[EXTRACTED DATA]
◆ ◆ ◆ ◆

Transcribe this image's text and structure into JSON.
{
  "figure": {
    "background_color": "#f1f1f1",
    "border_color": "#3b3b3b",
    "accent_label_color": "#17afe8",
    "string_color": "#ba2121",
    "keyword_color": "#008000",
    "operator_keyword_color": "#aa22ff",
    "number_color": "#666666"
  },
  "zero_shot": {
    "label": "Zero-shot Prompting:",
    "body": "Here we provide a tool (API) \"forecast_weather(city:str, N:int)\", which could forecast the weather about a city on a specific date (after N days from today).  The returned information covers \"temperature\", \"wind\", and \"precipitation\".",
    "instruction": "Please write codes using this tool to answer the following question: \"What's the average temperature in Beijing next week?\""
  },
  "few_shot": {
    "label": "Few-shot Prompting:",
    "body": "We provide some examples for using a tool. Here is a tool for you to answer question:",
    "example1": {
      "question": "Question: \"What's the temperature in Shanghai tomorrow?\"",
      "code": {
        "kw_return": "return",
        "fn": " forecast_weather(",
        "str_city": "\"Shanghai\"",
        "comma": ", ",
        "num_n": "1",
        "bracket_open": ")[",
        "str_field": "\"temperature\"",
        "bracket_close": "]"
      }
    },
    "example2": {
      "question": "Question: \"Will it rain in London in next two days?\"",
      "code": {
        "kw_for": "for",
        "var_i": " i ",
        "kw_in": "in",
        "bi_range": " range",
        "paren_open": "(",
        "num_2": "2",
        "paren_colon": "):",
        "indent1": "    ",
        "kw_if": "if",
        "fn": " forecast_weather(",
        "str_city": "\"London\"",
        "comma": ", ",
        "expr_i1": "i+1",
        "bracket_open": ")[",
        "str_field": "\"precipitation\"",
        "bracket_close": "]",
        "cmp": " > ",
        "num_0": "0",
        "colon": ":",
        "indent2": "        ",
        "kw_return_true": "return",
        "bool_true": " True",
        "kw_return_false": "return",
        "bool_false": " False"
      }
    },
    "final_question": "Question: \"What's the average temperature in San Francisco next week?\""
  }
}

◆ ◆ ◆ ◆

[THE REQUEST] Select every line in the material above where the string "Prompting" occurs, and copy it.

[FULL SOLUTION]
    "label": "Zero-shot Prompting:",
    "label": "Few-shot Prompting:",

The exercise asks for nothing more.